Job A = In the article about the killing of Ahmed Wali Karzai, what time was it when Mohammad asked to speak with him privately?

Extracted text =
%%
According to a government official with knowledge of the investigation, Wali Karzai had been meeting in his home with five provincial council members and a number of local village elders, including the assassin. The official said Mohammad was a close friend and had represented Wali Karzai many times in their shared home village of Karz. Mohammad was the village elder of Karz and was his emissary and travel companion throughout Kandahar, the official said.

At about 11:30 a.m., Mohammad asked Wali Karzai to speak with him privately and to sign some papers in an adjoining room, the official said. Three shots rang out and Wali Karzai's bodyguards ran into the room where they found him on the floor with bullet wounds to his head, hand and leg, the official said. The bodyguards then shot and killed the assassin.

In their statement claiming responsibility for the attack, the Taliban said the assassin "was in contact with the mujahideen for a long time" and fired at his victim as he was leaving the bathroom.

Kandahar provincial police chief Gen. Abdul Razaq said that for more than seven years, Mohammad had been both a security coordinator and close friend of Wali Karzai. Mohammad also provided security for members of the Karzai family, Razaq said, adding that police investigating the death had arrested several security men who were guarding Mohammad's home in Karz.

"Today was not the first time he was armed and with Ahmed Wali Karzai alone," said Razaq. "He had many opportunities before now, so something must have changed."

The White House said the U.S. condemned "in the strongest possible terms" the murder of the president's half brother and would work with Afghan officials to investigate the killing. "Our prayers and sympathies are with the Karzai family during this difficult time," White House spokesman Jay Carney said.
%%
Job B = Pull out every line of the rows that contains the string "major". Case counts.

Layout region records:
%%
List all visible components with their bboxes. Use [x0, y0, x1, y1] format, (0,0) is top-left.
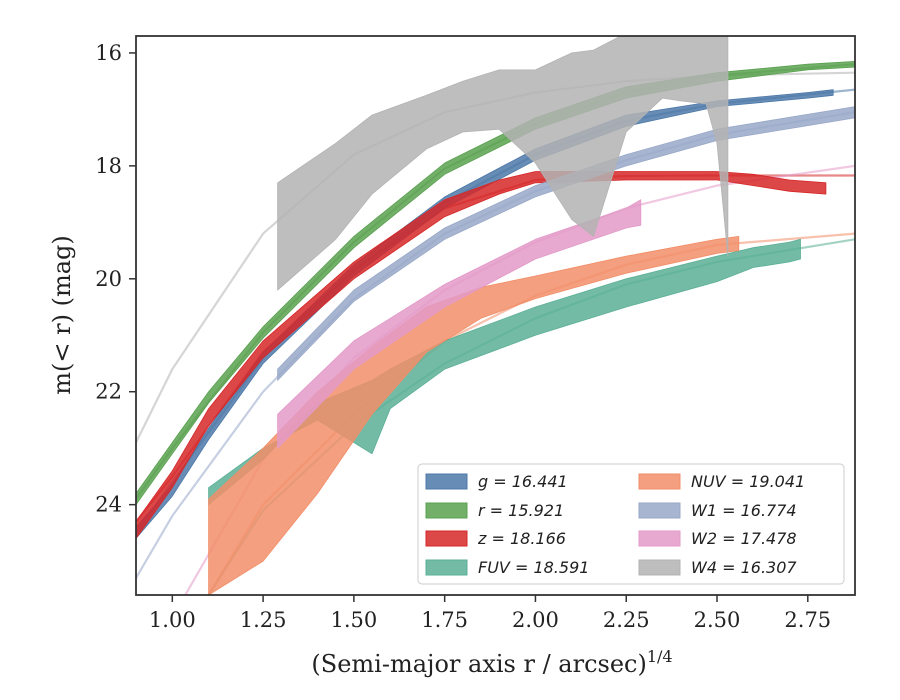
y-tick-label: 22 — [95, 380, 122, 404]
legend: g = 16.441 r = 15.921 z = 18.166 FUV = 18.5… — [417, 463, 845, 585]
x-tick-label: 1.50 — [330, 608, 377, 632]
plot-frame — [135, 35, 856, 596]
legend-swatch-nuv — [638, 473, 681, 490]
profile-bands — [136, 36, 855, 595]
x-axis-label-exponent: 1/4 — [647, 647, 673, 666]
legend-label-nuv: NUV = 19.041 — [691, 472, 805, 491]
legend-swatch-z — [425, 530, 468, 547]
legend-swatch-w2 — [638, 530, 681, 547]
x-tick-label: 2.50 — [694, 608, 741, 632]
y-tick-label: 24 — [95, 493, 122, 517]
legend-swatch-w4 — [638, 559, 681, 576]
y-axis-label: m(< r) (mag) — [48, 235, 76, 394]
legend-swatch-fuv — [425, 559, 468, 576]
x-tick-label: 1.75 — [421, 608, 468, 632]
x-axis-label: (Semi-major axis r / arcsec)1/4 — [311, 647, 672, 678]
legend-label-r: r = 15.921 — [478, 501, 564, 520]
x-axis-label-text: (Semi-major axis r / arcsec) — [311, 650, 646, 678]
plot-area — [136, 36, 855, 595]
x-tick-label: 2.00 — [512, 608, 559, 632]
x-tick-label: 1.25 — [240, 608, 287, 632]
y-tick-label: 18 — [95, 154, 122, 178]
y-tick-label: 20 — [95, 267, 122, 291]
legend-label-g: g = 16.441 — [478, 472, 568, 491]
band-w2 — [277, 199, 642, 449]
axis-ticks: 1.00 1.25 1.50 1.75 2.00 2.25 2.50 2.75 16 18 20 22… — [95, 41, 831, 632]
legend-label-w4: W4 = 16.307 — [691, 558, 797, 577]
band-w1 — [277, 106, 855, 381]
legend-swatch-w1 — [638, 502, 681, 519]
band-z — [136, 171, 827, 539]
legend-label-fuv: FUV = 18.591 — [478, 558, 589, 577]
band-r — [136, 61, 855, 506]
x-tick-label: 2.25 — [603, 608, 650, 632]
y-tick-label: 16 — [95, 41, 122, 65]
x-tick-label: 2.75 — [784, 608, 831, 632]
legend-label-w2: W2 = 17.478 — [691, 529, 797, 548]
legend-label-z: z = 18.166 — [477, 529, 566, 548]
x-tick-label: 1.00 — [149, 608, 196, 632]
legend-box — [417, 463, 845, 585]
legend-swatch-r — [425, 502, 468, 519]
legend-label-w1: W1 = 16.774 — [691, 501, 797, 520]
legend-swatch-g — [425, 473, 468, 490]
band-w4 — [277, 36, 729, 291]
%%
Response A = At about 11:30 a.m.

Response B =
x-axis-label: (Semi-major axis r / arcsec)1/4 — [311, 647, 672, 678]
x-axis-label-text: (Semi-major axis r / arcsec) — [311, 650, 646, 678]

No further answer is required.